» **What the task asks**
Copy out every line of the records where the string "соединений" occurs.

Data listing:
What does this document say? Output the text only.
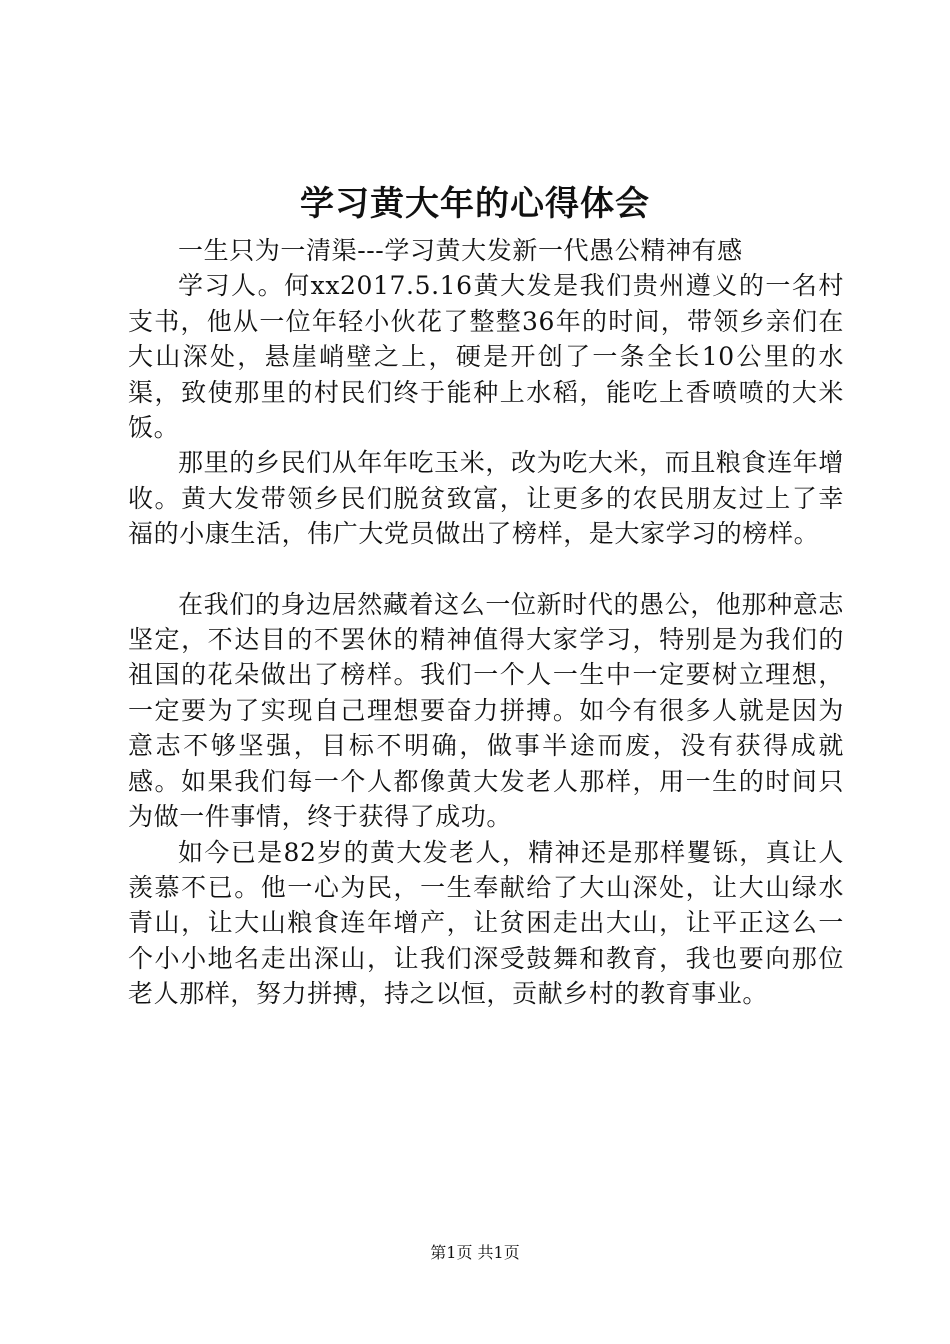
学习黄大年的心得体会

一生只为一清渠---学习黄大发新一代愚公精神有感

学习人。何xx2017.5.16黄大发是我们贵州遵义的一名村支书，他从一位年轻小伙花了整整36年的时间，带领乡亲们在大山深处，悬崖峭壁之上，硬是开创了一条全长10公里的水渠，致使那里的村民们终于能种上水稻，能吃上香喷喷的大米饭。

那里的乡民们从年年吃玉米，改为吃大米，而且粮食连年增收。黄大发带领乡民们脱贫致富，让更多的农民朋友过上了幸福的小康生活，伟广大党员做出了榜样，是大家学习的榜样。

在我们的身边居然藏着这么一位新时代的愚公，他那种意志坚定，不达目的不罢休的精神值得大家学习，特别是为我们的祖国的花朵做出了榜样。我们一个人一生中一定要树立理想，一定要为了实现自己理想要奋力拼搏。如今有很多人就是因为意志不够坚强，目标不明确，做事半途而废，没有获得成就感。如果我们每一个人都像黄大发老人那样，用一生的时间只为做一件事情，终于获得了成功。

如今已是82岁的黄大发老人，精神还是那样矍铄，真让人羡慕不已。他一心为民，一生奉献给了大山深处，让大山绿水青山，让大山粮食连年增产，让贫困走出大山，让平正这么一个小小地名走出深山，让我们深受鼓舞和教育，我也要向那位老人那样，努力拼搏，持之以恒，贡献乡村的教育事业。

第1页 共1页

==

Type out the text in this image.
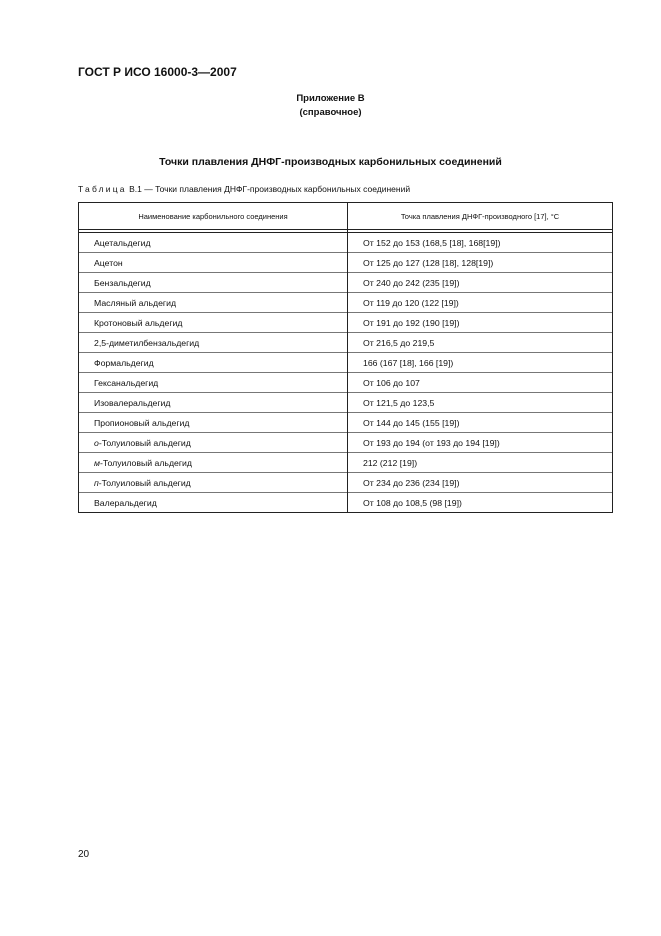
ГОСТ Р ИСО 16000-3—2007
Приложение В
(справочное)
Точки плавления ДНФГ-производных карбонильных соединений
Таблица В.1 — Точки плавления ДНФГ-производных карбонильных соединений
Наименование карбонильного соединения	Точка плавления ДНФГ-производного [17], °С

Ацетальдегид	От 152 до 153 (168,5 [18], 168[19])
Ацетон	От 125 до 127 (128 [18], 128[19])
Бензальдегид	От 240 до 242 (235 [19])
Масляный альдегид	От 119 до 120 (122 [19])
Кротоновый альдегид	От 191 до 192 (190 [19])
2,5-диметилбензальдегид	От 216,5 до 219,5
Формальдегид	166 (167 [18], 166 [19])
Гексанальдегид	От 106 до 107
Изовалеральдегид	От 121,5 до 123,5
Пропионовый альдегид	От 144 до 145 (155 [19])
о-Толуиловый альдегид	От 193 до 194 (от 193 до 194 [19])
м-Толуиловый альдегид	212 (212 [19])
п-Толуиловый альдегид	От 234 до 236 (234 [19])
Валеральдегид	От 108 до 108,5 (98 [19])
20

» **Finished task**
Точки плавления ДНФГ-производных карбонильных соединений
Таблица В.1 — Точки плавления ДНФГ-производных карбонильных соединений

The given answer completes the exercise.